## EXERCISE INSTRUCTIONS
Pictures do not belong in the copy; quote every entry below exactly.

## RECORDS PROVIDED
+ + + +

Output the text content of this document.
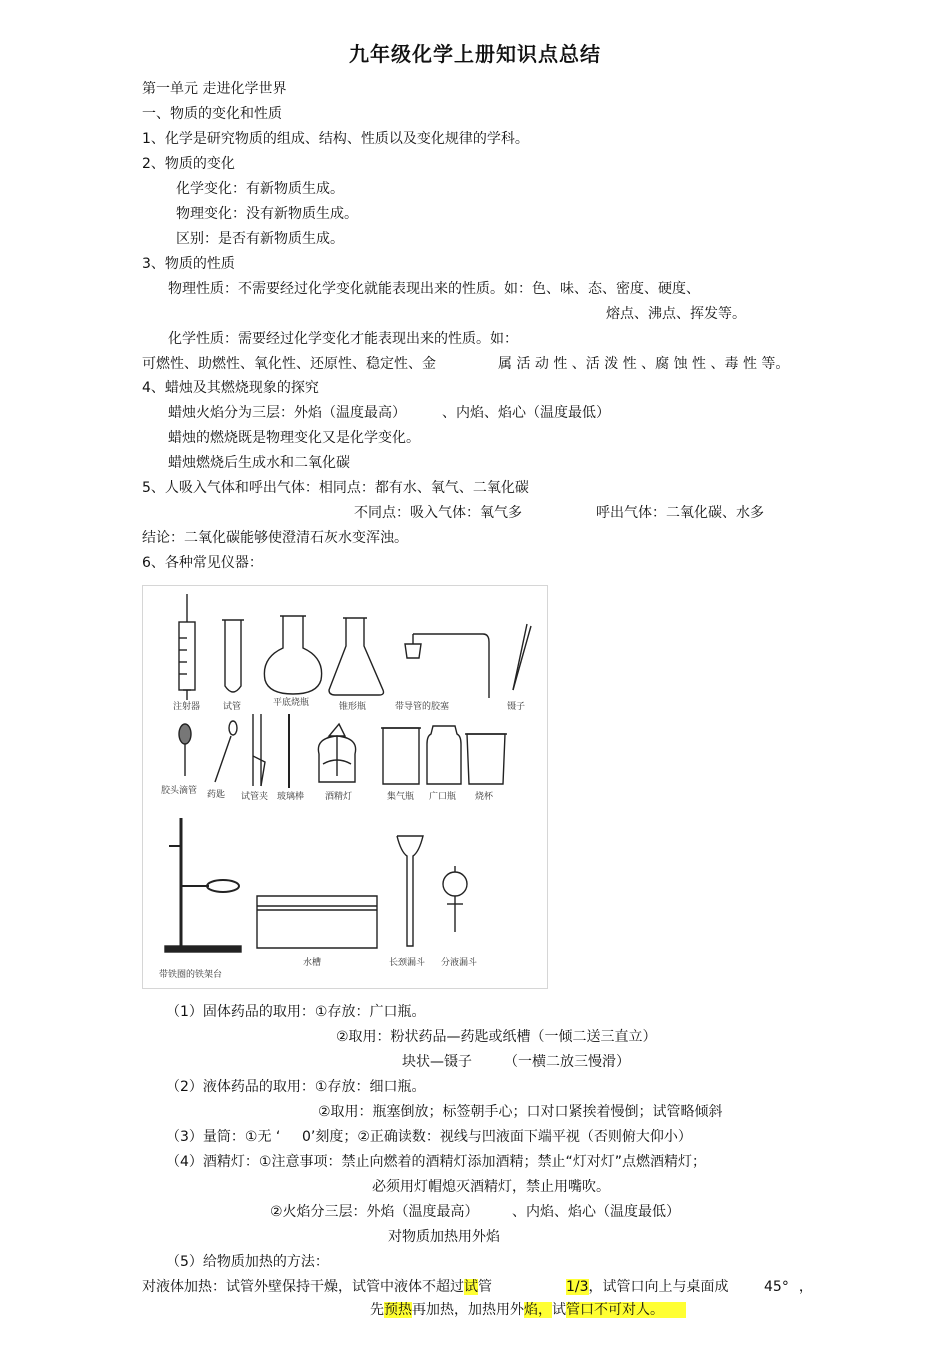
九年级化学上册知识点总结
第一单元 走进化学世界
一、物质的变化和性质
1、化学是研究物质的组成、结构、性质以及变化规律的学科。
2、物质的变化
化学变化：有新物质生成。
物理变化：没有新物质生成。
区别：是否有新物质生成。
3、物质的性质
物理性质：不需要经过化学变化就能表现出来的性质。如：色、味、态、密度、硬度、
熔点、沸点、挥发等。
化学性质：需要经过化学变化才能表现出来的性质。如：
可燃性、助燃性、氧化性、还原性、稳定性、金	属 活 动 性 、活 泼 性 、腐 蚀 性 、毒 性 等。
4、蜡烛及其燃烧现象的探究
蜡烛火焰分为三层：外焰（温度最高）	、内焰、焰心（温度最低）
蜡烛的燃烧既是物理变化又是化学变化。
蜡烛燃烧后生成水和二氧化碳
5、人吸入气体和呼出气体：相同点：都有水、氧气、二氧化碳
不同点：吸入气体：氧气多	呼出气体：二氧化碳、水多
结论：二氧化碳能够使澄清石灰水变浑浊。
6、各种常见仪器：
注射器	试管	平底烧瓶	锥形瓶	带导管的胶塞	镊子
胶头滴管 药匙 试管夹 玻璃棒 酒精灯	集气瓶 广口瓶 烧杯
带铁圈的铁架台
水槽	长颈漏斗 分液漏斗
（1）固体药品的取用：①存放：广口瓶。
②取用：粉状药品—药匙或纸槽（一倾二送三直立）
块状—镊子 （一横二放三慢滑）
（2）液体药品的取用：①存放：细口瓶。
②取用：瓶塞倒放；标签朝手心；口对口紧挨着慢倒；试管略倾斜
（3）量筒：①无 ‘ 0’刻度；②正确读数：视线与凹液面下端平视（否则俯大仰小）
（4）酒精灯：①注意事项：禁止向燃着的酒精灯添加酒精；禁止“灯对灯”点燃酒精灯；
必须用灯帽熄灭酒精灯，禁止用嘴吹。
②火焰分三层：外焰（温度最高） 、内焰、焰心（温度最低）
对物质加热用外焰
（5）给物质加热的方法：
对液体加热：试管外壁保持干燥，试管中液体不超过试管	1/3，试管口向上与桌面成	45° ，
先预热再加热，加热用外焰，试管口不可对人。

+ + + +

## RESULT OF THIS TASK
Output the text content of this document.
九年级化学上册知识点总结
第一单元 走进化学世界
一、物质的变化和性质
1、化学是研究物质的组成、结构、性质以及变化规律的学科。
2、物质的变化
化学变化：有新物质生成。
物理变化：没有新物质生成。
区别：是否有新物质生成。
3、物质的性质
物理性质：不需要经过化学变化就能表现出来的性质。如：色、味、态、密度、硬度、
熔点、沸点、挥发等。
化学性质：需要经过化学变化才能表现出来的性质。如：
可燃性、助燃性、氧化性、还原性、稳定性、金	属 活 动 性 、活 泼 性 、腐 蚀 性 、毒 性 等。
4、蜡烛及其燃烧现象的探究
蜡烛火焰分为三层：外焰（温度最高）	、内焰、焰心（温度最低）
蜡烛的燃烧既是物理变化又是化学变化。
蜡烛燃烧后生成水和二氧化碳
5、人吸入气体和呼出气体：相同点：都有水、氧气、二氧化碳
不同点：吸入气体：氧气多	呼出气体：二氧化碳、水多
结论：二氧化碳能够使澄清石灰水变浑浊。
6、各种常见仪器：
注射器	试管	平底烧瓶	锥形瓶	带导管的胶塞	镊子
胶头滴管 药匙 试管夹 玻璃棒 酒精灯	集气瓶 广口瓶 烧杯
带铁圈的铁架台
水槽	长颈漏斗 分液漏斗
（1）固体药品的取用：①存放：广口瓶。
②取用：粉状药品—药匙或纸槽（一倾二送三直立）
块状—镊子 （一横二放三慢滑）
（2）液体药品的取用：①存放：细口瓶。
②取用：瓶塞倒放；标签朝手心；口对口紧挨着慢倒；试管略倾斜
（3）量筒：①无 ‘ 0’刻度；②正确读数：视线与凹液面下端平视（否则俯大仰小）
（4）酒精灯：①注意事项：禁止向燃着的酒精灯添加酒精；禁止“灯对灯”点燃酒精灯；
必须用灯帽熄灭酒精灯，禁止用嘴吹。
②火焰分三层：外焰（温度最高） 、内焰、焰心（温度最低）
对物质加热用外焰
（5）给物质加热的方法：
对液体加热：试管外壁保持干燥，试管中液体不超过试管	1/3，试管口向上与桌面成	45° ，
先预热再加热，加热用外焰，试管口不可对人。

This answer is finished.